TAREFA PROPOSTA A: Reproduza sem nenhuma alteração as linhas de dados, começando na linha que contém "toolbar-separator [508, 0, 509, 9]" e terminando na que contém "editor-content[interactable]: A really", ambas incluídas.
TAREFA PROPOSTA B: Retome o texto sobre a Hollywood de 1975 e continue-o a partir de onde ele termina.

TEXTO APRESENTADO:

Há cinquenta anos, Hollywood vivia um momento que parecia ao mesmo tempo apocalíptico e criativamente revolucionário. Em 1975, a indústria cinematográfica norte-americana se debatia entre o colapso do velho sistema de estúdios e a emergência de uma geração disposta a romper com todos os códigos estabelecidos. O resultado foi uma breve, mas intensa, era de ouro criativa, marcada por ousadia, escândalos, conflitos ideológicos e a sensação de que o cinema ainda poderia mudar o mundo — ou, no mínimo, confrontá-lo.
A Nova Hollywood: diretores tomam o poder
Os anos 1970 inauguraram um ciclo conhecido como Nova Hollywood, em que cineastas, e não produtores, passaram a comandar as grandes narrativas. Inspirados pelo cinema europeu e por uma atmosfera cultural turbulenta — Guerra do Vietnã, assassinatos políticos, protestos civis e o escândalo de Watergate —, esses diretores tomaram as rédeas da linguagem cinematográfica. Eram jovens, ambiciosos e desafiadores: Martin Scorsese, Francis Ford Coppola, Steven Spielberg, George Lucas, Brian De Palma e Robert Altman formavam o núcleo duro dessa revolução.
Eles não queriam mais filmar romances perfeitos ou finais felizes. Queriam retratar falhas humanas, marginalizados, violência, sexo, corrupção e paranóia. Suas câmeras se voltavam para o caos moral da América com uma franqueza que o cinema de décadas anteriores jamais ousara.
1975: o ano do tubarão
O ano de 1975 foi particularmente simbólico. Em junho, “Tubarão” (Jaws), de Steven Spielberg, estreava com filas nos cinemas, causava pânico generalizado nas praias e redefinia o conceito de blockbuster. O filme transformou o modelo de lançamento hollywoodiano: alta temporada, milhares de cópias, marketing agressivo, merchandising. Foi a primeira vez que o sucesso de bilheteria se tornou sinônimo de hegemonia cultural — um marco que dividiria para sempre a história da indústria.

ENTRADAS:
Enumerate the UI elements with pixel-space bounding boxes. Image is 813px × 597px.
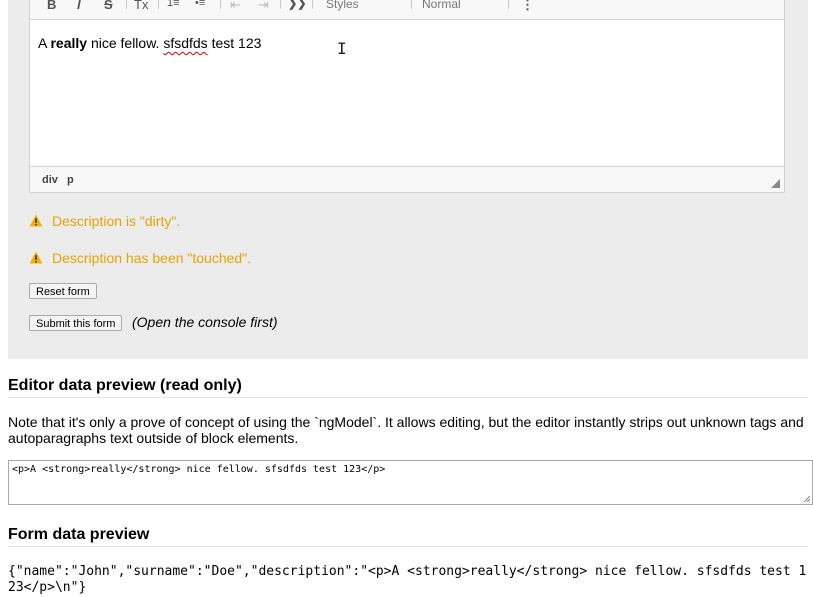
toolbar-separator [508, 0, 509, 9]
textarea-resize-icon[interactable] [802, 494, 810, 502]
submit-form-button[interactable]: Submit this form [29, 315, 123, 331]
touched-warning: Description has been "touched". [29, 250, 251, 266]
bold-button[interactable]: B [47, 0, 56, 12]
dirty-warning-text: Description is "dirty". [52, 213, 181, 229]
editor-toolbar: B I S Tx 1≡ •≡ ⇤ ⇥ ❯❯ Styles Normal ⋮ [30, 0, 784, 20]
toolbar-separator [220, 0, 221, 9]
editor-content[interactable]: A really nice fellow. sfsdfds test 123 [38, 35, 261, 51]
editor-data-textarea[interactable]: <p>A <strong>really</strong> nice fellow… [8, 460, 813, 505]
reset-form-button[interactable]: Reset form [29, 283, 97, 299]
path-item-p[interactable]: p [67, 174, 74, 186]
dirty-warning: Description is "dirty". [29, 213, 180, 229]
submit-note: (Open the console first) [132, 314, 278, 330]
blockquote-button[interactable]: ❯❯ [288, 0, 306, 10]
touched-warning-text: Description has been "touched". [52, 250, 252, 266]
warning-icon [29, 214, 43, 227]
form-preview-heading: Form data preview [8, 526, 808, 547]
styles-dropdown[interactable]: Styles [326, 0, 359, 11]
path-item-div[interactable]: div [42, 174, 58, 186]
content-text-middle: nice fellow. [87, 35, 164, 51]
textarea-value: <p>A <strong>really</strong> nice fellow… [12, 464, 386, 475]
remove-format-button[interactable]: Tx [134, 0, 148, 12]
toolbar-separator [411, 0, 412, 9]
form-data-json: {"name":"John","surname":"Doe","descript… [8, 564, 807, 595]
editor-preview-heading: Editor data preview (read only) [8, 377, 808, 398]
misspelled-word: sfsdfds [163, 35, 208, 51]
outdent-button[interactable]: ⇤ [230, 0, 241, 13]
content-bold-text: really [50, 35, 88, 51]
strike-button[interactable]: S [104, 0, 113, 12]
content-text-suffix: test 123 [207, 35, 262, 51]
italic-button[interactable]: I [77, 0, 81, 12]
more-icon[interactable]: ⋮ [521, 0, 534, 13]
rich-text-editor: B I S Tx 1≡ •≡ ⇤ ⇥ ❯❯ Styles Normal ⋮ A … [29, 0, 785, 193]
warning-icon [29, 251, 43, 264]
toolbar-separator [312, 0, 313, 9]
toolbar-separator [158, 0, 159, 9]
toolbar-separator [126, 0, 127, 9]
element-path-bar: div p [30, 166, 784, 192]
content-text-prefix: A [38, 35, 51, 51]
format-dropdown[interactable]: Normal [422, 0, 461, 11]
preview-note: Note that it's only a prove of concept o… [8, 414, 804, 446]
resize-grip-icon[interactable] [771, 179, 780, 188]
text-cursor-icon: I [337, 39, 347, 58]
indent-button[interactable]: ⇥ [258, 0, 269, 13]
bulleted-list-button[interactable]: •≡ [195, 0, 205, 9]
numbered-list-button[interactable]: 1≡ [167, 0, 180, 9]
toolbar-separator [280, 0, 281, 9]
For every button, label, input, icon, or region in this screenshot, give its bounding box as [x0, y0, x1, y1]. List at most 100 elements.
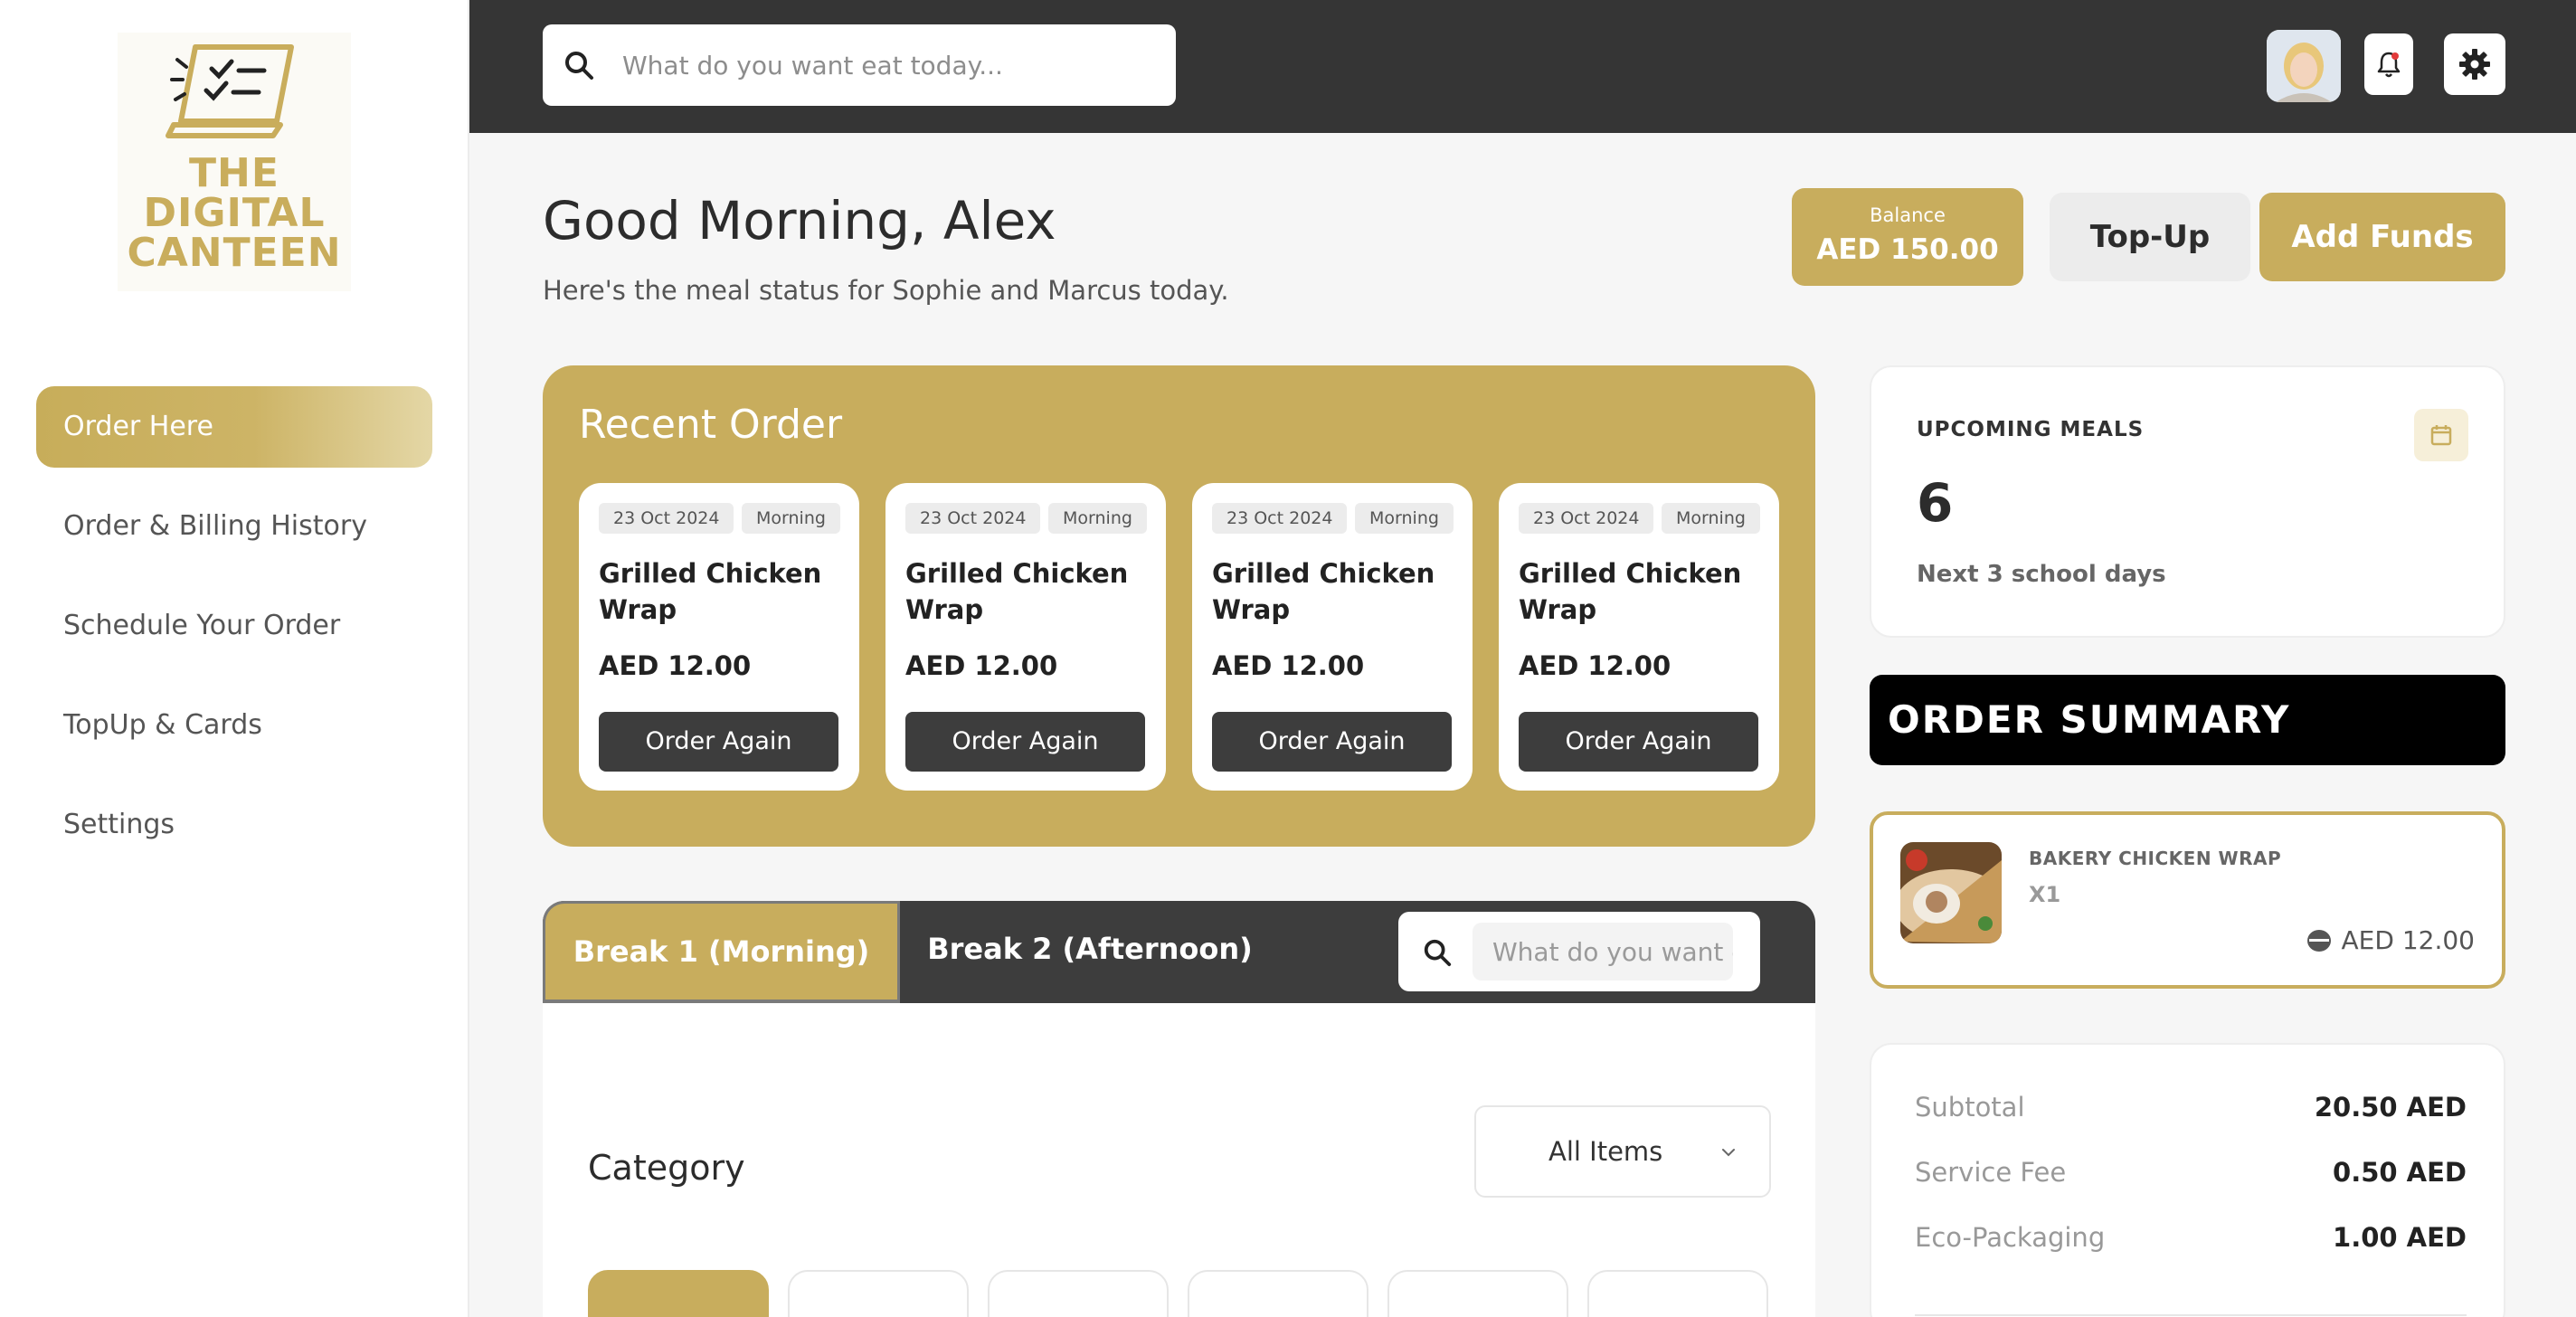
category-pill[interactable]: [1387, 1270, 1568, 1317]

RESULTADO A:
toolbar-separator [508, 0, 509, 9]
textarea-resize-icon[interactable] [802, 494, 810, 502]
submit-form-button[interactable]: Submit this form [29, 315, 123, 331]
touched-warning: Description has been "touched". [29, 250, 251, 266]
bold-button[interactable]: B [47, 0, 56, 12]
dirty-warning-text: Description is "dirty". [52, 213, 181, 229]
editor-toolbar: B I S Tx 1≡ •≡ ⇤ ⇥ ❯❯ Styles Normal ⋮ [30, 0, 784, 20]
toolbar-separator [220, 0, 221, 9]
editor-content[interactable]: A really nice fellow. sfsdfds test 123 [38, 35, 261, 51]

RESULTADO B:
Ao mesmo tempo, outro filme, de tom e proposta radicalmente diferente, conquistava a crítica e o Oscar: “Um Estranho no Ninho” (One Flew Over the Cuckoo’s Nest), de Milos Forman. Adaptado do livro de Ken Kesey, o filme trazia Jack Nicholson como o símbolo do inconformismo, desafiando uma sociedade institucionalizada e opressora. O longa ganhou os cinco principais prêmios da Academia (Filme, Diretor, Ator, Atriz e Roteiro Adaptado), algo raríssimo na história do Oscar — e um indicativo de que a crítica ainda valorizava o risco.
Outros títulos de 1975 comprovam a diversidade da produção: Barry Lyndon, de Kubrick, uma ode estética ao século XVIII; Nashville, de Altman, um retrato satírico da política e da música; Cães de Palha, de Sam Peckinpah, testando os limites da violência na tela. Era o auge da coragem autoral.
Escândalos, vícios e contracultura
Mas se as telas mostravam transgressão, os bastidores refletiam um caos ainda maior. A geração da Nova Hollywood também ficou marcada pelo excesso. Drogas, egos inflados, crises mentais e escândalos eram comuns. Diretores como Dennis Hopper afundaram em delírios criativos e dependência química; Roman Polanski, embora ainda prestigiado, seria em breve acusado de estupro de menor — crime pelo qual fugiria dos EUA. Marlon Brando, que já havia recusado o Oscar em 1973 por protesto contra o tratamento aos povos indígenas, era uma presença imprevisível e politicamente combativa.
A cultura de contracultura também expunha os limites do sistema de estúdios. Muitos atores (e atrizes) exigiam liberdade contratual, queriam trabalhar com cineastas independentes, e recusavam personagens convencionais. Era o momento em que a rebeldia parecia mais interessante que o sucesso.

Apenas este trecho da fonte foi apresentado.